EXERCISE BRIEF
Reproduce every line of the records below verbatim, keeping the original order.

[Item position entries]

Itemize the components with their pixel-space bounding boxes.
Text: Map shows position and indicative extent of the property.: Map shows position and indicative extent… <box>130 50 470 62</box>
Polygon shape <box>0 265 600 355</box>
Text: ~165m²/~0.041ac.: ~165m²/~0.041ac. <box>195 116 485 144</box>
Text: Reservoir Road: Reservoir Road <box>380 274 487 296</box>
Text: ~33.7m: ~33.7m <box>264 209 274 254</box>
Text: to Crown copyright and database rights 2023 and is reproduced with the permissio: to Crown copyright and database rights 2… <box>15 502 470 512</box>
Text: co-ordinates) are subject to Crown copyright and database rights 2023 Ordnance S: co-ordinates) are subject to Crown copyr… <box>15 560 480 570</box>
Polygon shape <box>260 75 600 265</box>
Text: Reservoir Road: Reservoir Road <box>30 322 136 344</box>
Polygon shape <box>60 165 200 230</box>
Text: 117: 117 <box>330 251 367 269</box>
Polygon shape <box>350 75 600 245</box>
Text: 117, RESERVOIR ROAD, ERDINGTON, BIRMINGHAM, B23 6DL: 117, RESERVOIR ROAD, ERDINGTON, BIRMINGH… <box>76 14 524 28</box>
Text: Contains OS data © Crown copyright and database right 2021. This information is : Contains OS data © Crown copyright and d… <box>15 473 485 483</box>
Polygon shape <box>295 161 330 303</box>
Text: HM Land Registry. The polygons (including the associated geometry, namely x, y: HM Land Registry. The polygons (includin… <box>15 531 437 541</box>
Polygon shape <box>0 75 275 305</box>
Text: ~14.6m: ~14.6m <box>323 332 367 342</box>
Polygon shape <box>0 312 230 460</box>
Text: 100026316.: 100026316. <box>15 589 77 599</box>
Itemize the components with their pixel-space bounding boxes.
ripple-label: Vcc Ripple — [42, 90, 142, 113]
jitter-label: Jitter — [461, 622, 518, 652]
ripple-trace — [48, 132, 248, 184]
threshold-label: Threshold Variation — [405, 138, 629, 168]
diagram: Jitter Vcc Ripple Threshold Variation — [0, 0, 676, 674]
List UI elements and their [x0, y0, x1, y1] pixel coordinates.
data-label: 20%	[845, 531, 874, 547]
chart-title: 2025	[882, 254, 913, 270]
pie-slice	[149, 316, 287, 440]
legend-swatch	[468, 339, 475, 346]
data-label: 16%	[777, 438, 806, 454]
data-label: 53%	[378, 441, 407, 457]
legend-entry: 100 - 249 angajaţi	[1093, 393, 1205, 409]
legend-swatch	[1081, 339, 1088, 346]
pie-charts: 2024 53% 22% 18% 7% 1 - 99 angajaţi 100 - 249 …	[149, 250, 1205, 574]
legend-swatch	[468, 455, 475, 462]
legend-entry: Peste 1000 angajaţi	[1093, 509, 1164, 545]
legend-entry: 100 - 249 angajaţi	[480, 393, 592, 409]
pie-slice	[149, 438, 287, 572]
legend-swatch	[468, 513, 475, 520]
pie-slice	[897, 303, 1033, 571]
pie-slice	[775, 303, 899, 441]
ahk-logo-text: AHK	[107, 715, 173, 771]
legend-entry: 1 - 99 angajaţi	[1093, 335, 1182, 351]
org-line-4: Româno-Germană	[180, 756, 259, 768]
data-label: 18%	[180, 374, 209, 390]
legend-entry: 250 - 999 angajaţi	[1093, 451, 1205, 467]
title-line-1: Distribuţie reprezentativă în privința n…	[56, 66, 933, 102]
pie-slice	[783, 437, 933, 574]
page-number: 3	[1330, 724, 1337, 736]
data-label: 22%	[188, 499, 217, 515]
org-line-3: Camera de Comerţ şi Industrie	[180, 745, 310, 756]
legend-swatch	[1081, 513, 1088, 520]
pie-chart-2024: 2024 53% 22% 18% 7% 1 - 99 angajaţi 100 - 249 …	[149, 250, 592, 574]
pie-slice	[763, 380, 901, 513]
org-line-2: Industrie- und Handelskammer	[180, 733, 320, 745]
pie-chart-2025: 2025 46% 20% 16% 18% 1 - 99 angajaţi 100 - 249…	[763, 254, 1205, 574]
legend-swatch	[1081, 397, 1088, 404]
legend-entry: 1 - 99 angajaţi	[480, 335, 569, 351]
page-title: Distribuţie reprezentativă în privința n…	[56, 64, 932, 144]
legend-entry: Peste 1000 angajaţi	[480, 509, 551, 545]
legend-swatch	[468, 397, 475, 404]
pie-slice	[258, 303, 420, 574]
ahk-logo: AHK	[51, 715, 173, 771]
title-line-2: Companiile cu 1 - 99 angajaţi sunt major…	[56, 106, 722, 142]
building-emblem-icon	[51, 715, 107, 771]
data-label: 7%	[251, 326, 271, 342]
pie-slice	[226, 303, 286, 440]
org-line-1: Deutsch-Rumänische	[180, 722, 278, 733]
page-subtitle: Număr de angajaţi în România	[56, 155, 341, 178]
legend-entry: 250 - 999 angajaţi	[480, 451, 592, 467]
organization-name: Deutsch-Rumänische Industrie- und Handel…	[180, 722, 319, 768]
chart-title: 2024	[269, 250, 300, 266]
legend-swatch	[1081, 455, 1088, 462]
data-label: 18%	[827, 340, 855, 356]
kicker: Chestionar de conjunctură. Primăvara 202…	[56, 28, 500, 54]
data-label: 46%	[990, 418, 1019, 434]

WRITTEN REPLY
Itemize the components with their pixel-space bounding boxes.
Text: Map shows position and indicative extent of the property.: Map shows position and indicative extent… <box>130 50 470 62</box>
Polygon shape <box>0 265 600 355</box>
Text: ~165m²/~0.041ac.: ~165m²/~0.041ac. <box>195 116 485 144</box>
Text: Reservoir Road: Reservoir Road <box>380 274 487 296</box>
Text: ~33.7m: ~33.7m <box>264 209 274 254</box>
Text: to Crown copyright and database rights 2023 and is reproduced with the permissio: to Crown copyright and database rights 2… <box>15 502 470 512</box>
Text: co-ordinates) are subject to Crown copyright and database rights 2023 Ordnance S: co-ordinates) are subject to Crown copyr… <box>15 560 480 570</box>
Polygon shape <box>260 75 600 265</box>
Text: Reservoir Road: Reservoir Road <box>30 322 136 344</box>
Polygon shape <box>60 165 200 230</box>
Text: 117: 117 <box>330 251 367 269</box>
Polygon shape <box>350 75 600 245</box>
Text: 117, RESERVOIR ROAD, ERDINGTON, BIRMINGHAM, B23 6DL: 117, RESERVOIR ROAD, ERDINGTON, BIRMINGH… <box>76 14 524 28</box>
Text: Contains OS data © Crown copyright and database right 2021. This information is : Contains OS data © Crown copyright and d… <box>15 473 485 483</box>
Polygon shape <box>295 161 330 303</box>
Text: HM Land Registry. The polygons (including the associated geometry, namely x, y: HM Land Registry. The polygons (includin… <box>15 531 437 541</box>
Polygon shape <box>0 75 275 305</box>
Text: ~14.6m: ~14.6m <box>323 332 367 342</box>
Polygon shape <box>0 312 230 460</box>
Text: 100026316.: 100026316. <box>15 589 77 599</box>
Itemize the components with their pixel-space bounding boxes.
ripple-label: Vcc Ripple — [42, 90, 142, 113]
jitter-label: Jitter — [461, 622, 518, 652]
ripple-trace — [48, 132, 248, 184]
threshold-label: Threshold Variation — [405, 138, 629, 168]
diagram: Jitter Vcc Ripple Threshold Variation — [0, 0, 676, 674]
List UI elements and their [x0, y0, x1, y1] pixel coordinates.
data-label: 20%	[845, 531, 874, 547]
chart-title: 2025	[882, 254, 913, 270]
pie-slice	[149, 316, 287, 440]
legend-swatch	[468, 339, 475, 346]
data-label: 16%	[777, 438, 806, 454]
data-label: 53%	[378, 441, 407, 457]
legend-entry: 100 - 249 angajaţi	[1093, 393, 1205, 409]
legend-swatch	[1081, 339, 1088, 346]
pie-charts: 2024 53% 22% 18% 7% 1 - 99 angajaţi 100 - 249 …	[149, 250, 1205, 574]
legend-swatch	[468, 455, 475, 462]
legend-entry: Peste 1000 angajaţi	[1093, 509, 1164, 545]
legend-entry: 100 - 249 angajaţi	[480, 393, 592, 409]
pie-slice	[149, 438, 287, 572]
legend-swatch	[468, 513, 475, 520]
pie-slice	[897, 303, 1033, 571]
pie-slice	[775, 303, 899, 441]
ahk-logo-text: AHK	[107, 715, 173, 771]
legend-entry: 1 - 99 angajaţi	[1093, 335, 1182, 351]
org-line-4: Româno-Germană	[180, 756, 259, 768]
data-label: 18%	[180, 374, 209, 390]
legend-entry: 250 - 999 angajaţi	[1093, 451, 1205, 467]
title-line-1: Distribuţie reprezentativă în privința n…	[56, 66, 933, 102]
pie-slice	[783, 437, 933, 574]
page-number: 3	[1330, 724, 1337, 736]
data-label: 22%	[188, 499, 217, 515]
org-line-3: Camera de Comerţ şi Industrie	[180, 745, 310, 756]
legend-swatch	[1081, 513, 1088, 520]
pie-chart-2024: 2024 53% 22% 18% 7% 1 - 99 angajaţi 100 - 249 …	[149, 250, 592, 574]
pie-slice	[763, 380, 901, 513]
org-line-2: Industrie- und Handelskammer	[180, 733, 320, 745]
pie-chart-2025: 2025 46% 20% 16% 18% 1 - 99 angajaţi 100 - 249…	[763, 254, 1205, 574]
legend-swatch	[1081, 397, 1088, 404]
legend-entry: 1 - 99 angajaţi	[480, 335, 569, 351]
page-title: Distribuţie reprezentativă în privința n…	[56, 64, 932, 144]
legend-entry: Peste 1000 angajaţi	[480, 509, 551, 545]
legend-swatch	[468, 397, 475, 404]
pie-slice	[258, 303, 420, 574]
ahk-logo: AHK	[51, 715, 173, 771]
title-line-2: Companiile cu 1 - 99 angajaţi sunt major…	[56, 106, 722, 142]
building-emblem-icon	[51, 715, 107, 771]
data-label: 7%	[251, 326, 271, 342]
pie-slice	[226, 303, 286, 440]
org-line-1: Deutsch-Rumänische	[180, 722, 278, 733]
page-subtitle: Număr de angajaţi în România	[56, 155, 341, 178]
legend-entry: 250 - 999 angajaţi	[480, 451, 592, 467]
organization-name: Deutsch-Rumänische Industrie- und Handel…	[180, 722, 319, 768]
chart-title: 2024	[269, 250, 300, 266]
legend-swatch	[1081, 455, 1088, 462]
data-label: 18%	[827, 340, 855, 356]
kicker: Chestionar de conjunctură. Primăvara 202…	[56, 28, 500, 54]
data-label: 46%	[990, 418, 1019, 434]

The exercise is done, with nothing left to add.